Copy each line that holds "Animal".

- _SUPPLIED MATERIAL_:

↓

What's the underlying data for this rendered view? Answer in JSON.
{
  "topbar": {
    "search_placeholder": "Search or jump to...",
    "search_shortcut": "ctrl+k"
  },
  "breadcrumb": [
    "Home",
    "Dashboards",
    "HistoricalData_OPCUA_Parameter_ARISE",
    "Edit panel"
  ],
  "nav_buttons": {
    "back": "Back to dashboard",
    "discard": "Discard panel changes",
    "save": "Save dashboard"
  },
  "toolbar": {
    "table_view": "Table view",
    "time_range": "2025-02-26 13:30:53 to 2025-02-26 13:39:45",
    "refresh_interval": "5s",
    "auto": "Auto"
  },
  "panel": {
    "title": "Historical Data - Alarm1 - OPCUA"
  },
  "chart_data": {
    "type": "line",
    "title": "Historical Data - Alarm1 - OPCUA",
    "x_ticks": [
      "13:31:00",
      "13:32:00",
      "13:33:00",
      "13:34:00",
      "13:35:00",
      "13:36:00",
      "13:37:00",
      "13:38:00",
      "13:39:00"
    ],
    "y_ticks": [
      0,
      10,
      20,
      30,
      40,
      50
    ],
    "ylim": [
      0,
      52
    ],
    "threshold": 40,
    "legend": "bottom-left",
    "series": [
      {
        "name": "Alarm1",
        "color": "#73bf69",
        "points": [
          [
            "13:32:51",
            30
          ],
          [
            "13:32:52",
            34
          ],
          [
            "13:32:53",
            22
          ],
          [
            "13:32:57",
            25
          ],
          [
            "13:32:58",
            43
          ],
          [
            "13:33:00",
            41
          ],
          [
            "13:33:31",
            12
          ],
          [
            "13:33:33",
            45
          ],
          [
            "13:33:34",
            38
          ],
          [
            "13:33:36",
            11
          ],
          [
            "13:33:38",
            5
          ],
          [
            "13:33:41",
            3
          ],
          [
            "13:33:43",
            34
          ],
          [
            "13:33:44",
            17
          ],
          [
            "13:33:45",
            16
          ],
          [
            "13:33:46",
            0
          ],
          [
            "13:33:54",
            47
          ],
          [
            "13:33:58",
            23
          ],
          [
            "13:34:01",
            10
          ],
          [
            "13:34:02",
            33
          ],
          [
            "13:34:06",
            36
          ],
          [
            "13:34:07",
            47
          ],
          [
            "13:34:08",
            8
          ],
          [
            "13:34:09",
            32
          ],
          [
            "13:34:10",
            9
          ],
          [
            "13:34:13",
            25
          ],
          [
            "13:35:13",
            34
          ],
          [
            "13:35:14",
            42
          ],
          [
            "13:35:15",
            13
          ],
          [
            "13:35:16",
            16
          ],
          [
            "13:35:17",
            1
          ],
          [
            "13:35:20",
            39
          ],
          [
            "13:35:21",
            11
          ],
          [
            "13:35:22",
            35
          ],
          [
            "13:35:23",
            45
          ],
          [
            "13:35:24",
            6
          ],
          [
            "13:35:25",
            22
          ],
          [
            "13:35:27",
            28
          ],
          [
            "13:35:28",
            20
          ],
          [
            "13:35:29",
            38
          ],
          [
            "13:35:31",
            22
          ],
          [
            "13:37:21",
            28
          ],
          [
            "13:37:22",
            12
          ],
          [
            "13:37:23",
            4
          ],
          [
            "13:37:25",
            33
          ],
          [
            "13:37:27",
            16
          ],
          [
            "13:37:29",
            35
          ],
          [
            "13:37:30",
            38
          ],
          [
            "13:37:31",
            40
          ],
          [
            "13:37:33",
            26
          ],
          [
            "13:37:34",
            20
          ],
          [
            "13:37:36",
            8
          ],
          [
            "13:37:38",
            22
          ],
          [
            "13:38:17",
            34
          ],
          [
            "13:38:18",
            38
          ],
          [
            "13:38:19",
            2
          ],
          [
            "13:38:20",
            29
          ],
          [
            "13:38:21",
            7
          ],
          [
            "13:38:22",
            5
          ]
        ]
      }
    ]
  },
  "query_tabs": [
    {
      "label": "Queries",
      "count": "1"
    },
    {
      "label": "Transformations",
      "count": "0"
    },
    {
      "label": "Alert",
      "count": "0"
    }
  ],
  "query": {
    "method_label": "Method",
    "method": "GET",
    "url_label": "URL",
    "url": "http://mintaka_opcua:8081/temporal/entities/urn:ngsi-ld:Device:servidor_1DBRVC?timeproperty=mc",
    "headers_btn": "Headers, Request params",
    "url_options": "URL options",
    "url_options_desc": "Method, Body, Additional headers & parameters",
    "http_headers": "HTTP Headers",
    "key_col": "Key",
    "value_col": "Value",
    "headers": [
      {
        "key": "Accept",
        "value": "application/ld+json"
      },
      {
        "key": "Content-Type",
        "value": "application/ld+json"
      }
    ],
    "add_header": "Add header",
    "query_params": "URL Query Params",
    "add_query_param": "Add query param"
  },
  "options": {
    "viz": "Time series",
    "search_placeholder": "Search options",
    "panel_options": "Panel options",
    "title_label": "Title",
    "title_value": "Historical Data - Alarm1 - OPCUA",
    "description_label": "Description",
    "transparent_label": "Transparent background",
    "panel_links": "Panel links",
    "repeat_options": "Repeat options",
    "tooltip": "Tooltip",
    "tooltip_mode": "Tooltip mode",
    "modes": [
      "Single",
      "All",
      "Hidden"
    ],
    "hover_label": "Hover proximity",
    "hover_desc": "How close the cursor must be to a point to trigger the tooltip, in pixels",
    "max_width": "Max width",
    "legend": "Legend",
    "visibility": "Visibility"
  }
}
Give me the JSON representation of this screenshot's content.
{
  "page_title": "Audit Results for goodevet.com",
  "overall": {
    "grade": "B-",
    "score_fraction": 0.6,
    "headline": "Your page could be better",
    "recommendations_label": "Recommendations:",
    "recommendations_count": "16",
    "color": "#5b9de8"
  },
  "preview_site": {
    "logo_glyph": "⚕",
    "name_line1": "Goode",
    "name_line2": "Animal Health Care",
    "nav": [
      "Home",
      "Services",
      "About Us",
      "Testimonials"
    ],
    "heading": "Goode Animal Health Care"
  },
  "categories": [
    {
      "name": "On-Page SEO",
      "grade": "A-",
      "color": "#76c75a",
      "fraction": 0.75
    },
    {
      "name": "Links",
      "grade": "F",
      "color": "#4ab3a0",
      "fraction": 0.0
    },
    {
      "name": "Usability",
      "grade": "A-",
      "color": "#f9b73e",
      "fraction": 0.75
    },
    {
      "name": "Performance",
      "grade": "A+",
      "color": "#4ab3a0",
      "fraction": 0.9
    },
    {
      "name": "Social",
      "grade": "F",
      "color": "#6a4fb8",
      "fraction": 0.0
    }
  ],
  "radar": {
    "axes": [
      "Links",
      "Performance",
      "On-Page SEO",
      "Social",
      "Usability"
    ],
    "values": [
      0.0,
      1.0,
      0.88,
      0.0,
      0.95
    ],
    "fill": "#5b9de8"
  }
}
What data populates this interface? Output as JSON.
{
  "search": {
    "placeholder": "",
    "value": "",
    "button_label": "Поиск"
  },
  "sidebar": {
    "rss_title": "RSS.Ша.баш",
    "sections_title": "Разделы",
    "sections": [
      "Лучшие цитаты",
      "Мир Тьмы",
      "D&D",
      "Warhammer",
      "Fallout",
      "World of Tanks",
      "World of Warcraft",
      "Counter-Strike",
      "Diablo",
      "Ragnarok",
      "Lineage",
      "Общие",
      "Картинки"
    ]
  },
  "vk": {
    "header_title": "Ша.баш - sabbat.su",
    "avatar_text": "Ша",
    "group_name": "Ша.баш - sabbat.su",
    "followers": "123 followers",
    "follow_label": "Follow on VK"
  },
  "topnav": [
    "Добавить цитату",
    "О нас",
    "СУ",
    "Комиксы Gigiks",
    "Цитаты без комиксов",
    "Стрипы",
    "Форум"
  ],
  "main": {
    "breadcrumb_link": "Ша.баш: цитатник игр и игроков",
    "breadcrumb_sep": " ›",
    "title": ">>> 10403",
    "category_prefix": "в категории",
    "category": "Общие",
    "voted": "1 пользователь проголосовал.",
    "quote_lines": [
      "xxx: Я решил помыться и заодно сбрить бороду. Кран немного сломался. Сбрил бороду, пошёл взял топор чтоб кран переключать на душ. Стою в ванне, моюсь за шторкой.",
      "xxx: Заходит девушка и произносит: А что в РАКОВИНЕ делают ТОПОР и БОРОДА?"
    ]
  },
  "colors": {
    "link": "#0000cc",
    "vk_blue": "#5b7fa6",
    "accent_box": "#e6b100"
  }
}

↑

- _THE COMPLETED TASK_:
    "name_line2": "Animal Health Care",
    "heading": "Goode Animal Health Care"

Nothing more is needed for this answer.